*Exercise directions:*
Leave out the pictures; transcribe all else exactly.

Dataset rows:
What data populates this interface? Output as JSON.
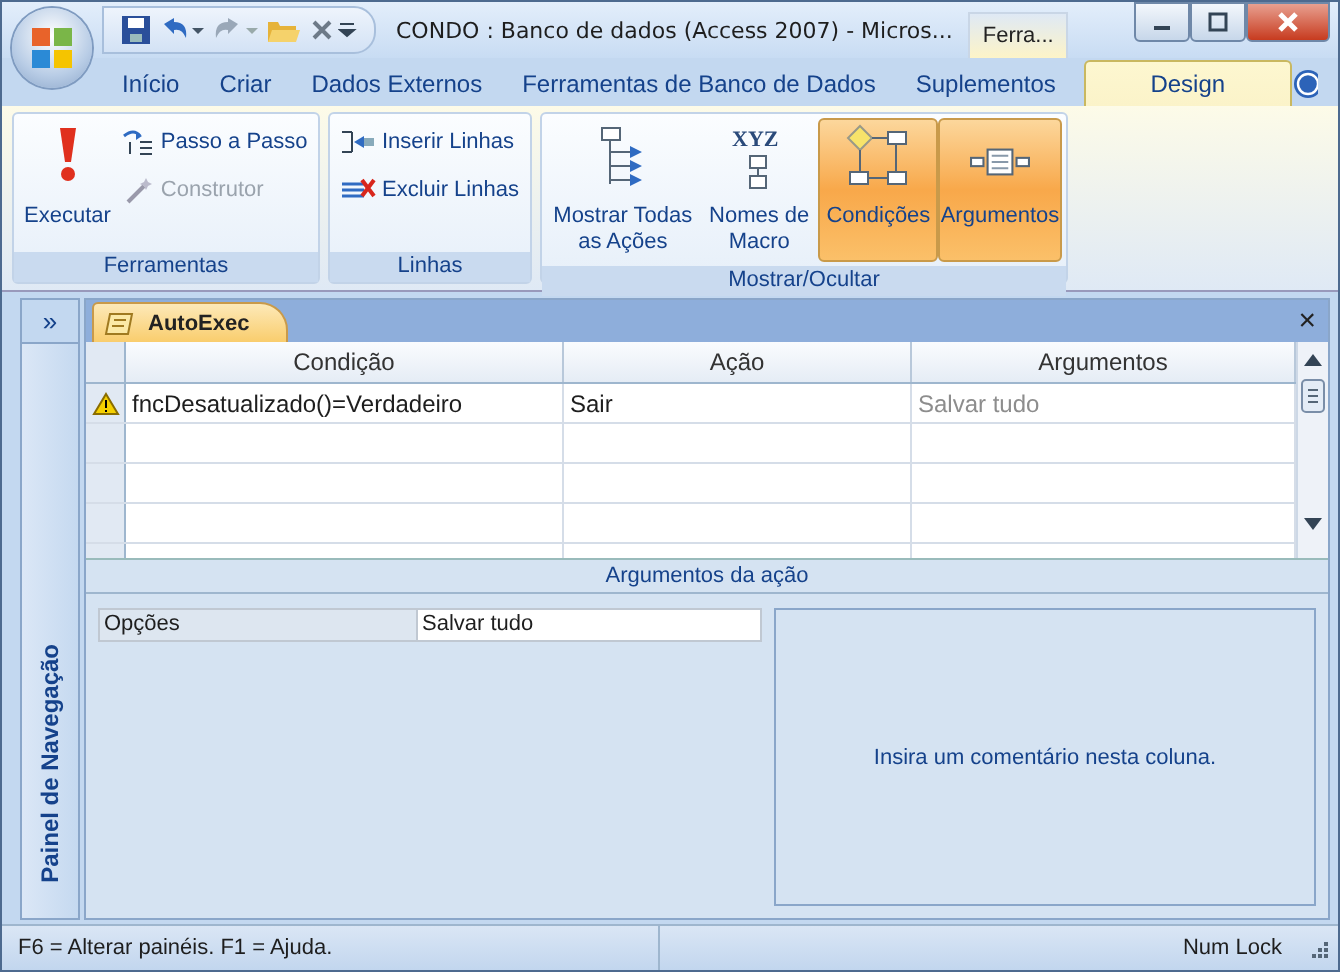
{
  "window": {
    "title": "CONDO : Banco de dados (Access 2007)  -  Micros...",
    "contextual_tab": "Ferra..."
  },
  "ribbon": {
    "tabs": [
      {
        "label": "Início",
        "selected": false
      },
      {
        "label": "Criar",
        "selected": false
      },
      {
        "label": "Dados Externos",
        "selected": false
      },
      {
        "label": "Ferramentas de Banco de Dados",
        "selected": false
      },
      {
        "label": "Suplementos",
        "selected": false
      },
      {
        "label": "Design",
        "selected": true
      }
    ],
    "groups": [
      {
        "label": "Ferramentas",
        "items": [
          {
            "kind": "large",
            "label": "Executar",
            "selected": false,
            "disabled": false
          },
          {
            "kind": "small",
            "label": "Passo a Passo",
            "selected": false,
            "disabled": false
          },
          {
            "kind": "small",
            "label": "Construtor",
            "selected": false,
            "disabled": true
          }
        ]
      },
      {
        "label": "Linhas",
        "items": [
          {
            "kind": "small",
            "label": "Inserir Linhas",
            "selected": false,
            "disabled": false
          },
          {
            "kind": "small",
            "label": "Excluir Linhas",
            "selected": false,
            "disabled": false
          }
        ]
      },
      {
        "label": "Mostrar/Ocultar",
        "items": [
          {
            "kind": "large",
            "label": "Mostrar Todas as Ações",
            "selected": false,
            "disabled": false
          },
          {
            "kind": "large",
            "label": "Nomes de Macro",
            "icon_text": "XYZ",
            "selected": false,
            "disabled": false
          },
          {
            "kind": "large",
            "label": "Condições",
            "selected": true,
            "disabled": false
          },
          {
            "kind": "large",
            "label": "Argumentos",
            "selected": true,
            "disabled": false
          }
        ]
      }
    ]
  },
  "navigation_pane": {
    "toggle": "»",
    "label": "Painel de Navegação"
  },
  "document": {
    "tab": {
      "label": "AutoExec"
    },
    "close": "×",
    "columns": [
      "Condição",
      "Ação",
      "Argumentos"
    ],
    "rows": [
      {
        "condition": "fncDesatualizado()=Verdadeiro",
        "action": "Sair",
        "arguments": "Salvar tudo",
        "warning": true
      }
    ]
  },
  "action_arguments": {
    "title": "Argumentos da ação",
    "fields": [
      {
        "label": "Opções",
        "value": "Salvar tudo"
      }
    ],
    "comment_hint": "Insira um comentário nesta coluna."
  },
  "status_bar": {
    "left": "F6 = Alterar painéis. F1 = Ajuda.",
    "right": "Num Lock"
  }
}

*Written answer:*
What data populates this interface? Output as JSON.
{
  "window": {
    "title": "CONDO : Banco de dados (Access 2007)  -  Micros...",
    "contextual_tab": "Ferra..."
  },
  "ribbon": {
    "tabs": [
      {
        "label": "Início",
        "selected": false
      },
      {
        "label": "Criar",
        "selected": false
      },
      {
        "label": "Dados Externos",
        "selected": false
      },
      {
        "label": "Ferramentas de Banco de Dados",
        "selected": false
      },
      {
        "label": "Suplementos",
        "selected": false
      },
      {
        "label": "Design",
        "selected": true
      }
    ],
    "groups": [
      {
        "label": "Ferramentas",
        "items": [
          {
            "kind": "large",
            "label": "Executar",
            "selected": false,
            "disabled": false
          },
          {
            "kind": "small",
            "label": "Passo a Passo",
            "selected": false,
            "disabled": false
          },
          {
            "kind": "small",
            "label": "Construtor",
            "selected": false,
            "disabled": true
          }
        ]
      },
      {
        "label": "Linhas",
        "items": [
          {
            "kind": "small",
            "label": "Inserir Linhas",
            "selected": false,
            "disabled": false
          },
          {
            "kind": "small",
            "label": "Excluir Linhas",
            "selected": false,
            "disabled": false
          }
        ]
      },
      {
        "label": "Mostrar/Ocultar",
        "items": [
          {
            "kind": "large",
            "label": "Mostrar Todas as Ações",
            "selected": false,
            "disabled": false
          },
          {
            "kind": "large",
            "label": "Nomes de Macro",
            "icon_text": "XYZ",
            "selected": false,
            "disabled": false
          },
          {
            "kind": "large",
            "label": "Condições",
            "selected": true,
            "disabled": false
          },
          {
            "kind": "large",
            "label": "Argumentos",
            "selected": true,
            "disabled": false
          }
        ]
      }
    ]
  },
  "navigation_pane": {
    "toggle": "»",
    "label": "Painel de Navegação"
  },
  "document": {
    "tab": {
      "label": "AutoExec"
    },
    "close": "×",
    "columns": [
      "Condição",
      "Ação",
      "Argumentos"
    ],
    "rows": [
      {
        "condition": "fncDesatualizado()=Verdadeiro",
        "action": "Sair",
        "arguments": "Salvar tudo",
        "warning": true
      }
    ]
  },
  "action_arguments": {
    "title": "Argumentos da ação",
    "fields": [
      {
        "label": "Opções",
        "value": "Salvar tudo"
      }
    ],
    "comment_hint": "Insira um comentário nesta coluna."
  },
  "status_bar": {
    "left": "F6 = Alterar painéis. F1 = Ajuda.",
    "right": "Num Lock"
  }
}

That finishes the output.